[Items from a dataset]
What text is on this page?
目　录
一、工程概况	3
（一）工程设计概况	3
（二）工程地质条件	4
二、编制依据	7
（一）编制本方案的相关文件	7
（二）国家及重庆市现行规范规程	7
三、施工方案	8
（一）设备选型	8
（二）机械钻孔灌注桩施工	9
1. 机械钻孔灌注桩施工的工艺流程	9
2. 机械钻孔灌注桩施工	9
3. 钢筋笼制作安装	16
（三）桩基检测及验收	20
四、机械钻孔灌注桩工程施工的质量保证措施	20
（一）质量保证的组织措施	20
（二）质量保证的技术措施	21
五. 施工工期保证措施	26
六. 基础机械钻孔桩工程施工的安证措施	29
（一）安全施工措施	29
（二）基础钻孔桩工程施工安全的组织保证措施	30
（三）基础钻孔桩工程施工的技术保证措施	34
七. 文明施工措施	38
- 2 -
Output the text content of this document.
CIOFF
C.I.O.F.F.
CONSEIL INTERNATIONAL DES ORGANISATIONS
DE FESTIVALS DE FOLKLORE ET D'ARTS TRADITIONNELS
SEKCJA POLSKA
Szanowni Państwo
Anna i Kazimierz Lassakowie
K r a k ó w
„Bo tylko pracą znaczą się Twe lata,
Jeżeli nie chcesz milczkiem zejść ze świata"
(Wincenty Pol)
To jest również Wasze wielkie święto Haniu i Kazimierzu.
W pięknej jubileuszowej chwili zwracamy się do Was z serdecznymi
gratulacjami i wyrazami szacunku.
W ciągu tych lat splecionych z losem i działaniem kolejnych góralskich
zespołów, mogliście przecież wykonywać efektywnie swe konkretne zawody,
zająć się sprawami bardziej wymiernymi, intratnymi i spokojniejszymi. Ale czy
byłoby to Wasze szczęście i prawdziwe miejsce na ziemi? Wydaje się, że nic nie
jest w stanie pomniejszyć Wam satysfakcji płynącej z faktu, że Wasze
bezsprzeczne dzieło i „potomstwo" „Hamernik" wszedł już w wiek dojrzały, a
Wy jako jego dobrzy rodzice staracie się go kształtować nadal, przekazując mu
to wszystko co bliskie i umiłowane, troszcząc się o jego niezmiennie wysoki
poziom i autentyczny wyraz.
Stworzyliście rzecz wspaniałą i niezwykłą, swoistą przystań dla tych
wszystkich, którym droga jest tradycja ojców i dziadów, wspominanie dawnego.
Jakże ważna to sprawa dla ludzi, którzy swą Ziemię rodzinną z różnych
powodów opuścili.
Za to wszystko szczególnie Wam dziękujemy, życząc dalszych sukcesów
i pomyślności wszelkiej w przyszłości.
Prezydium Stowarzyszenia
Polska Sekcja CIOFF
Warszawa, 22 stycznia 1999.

**Aim:**
Copy every line that includes the string "this" from the material above.

**Response:**
What text is on this page?
Output the text content of this document.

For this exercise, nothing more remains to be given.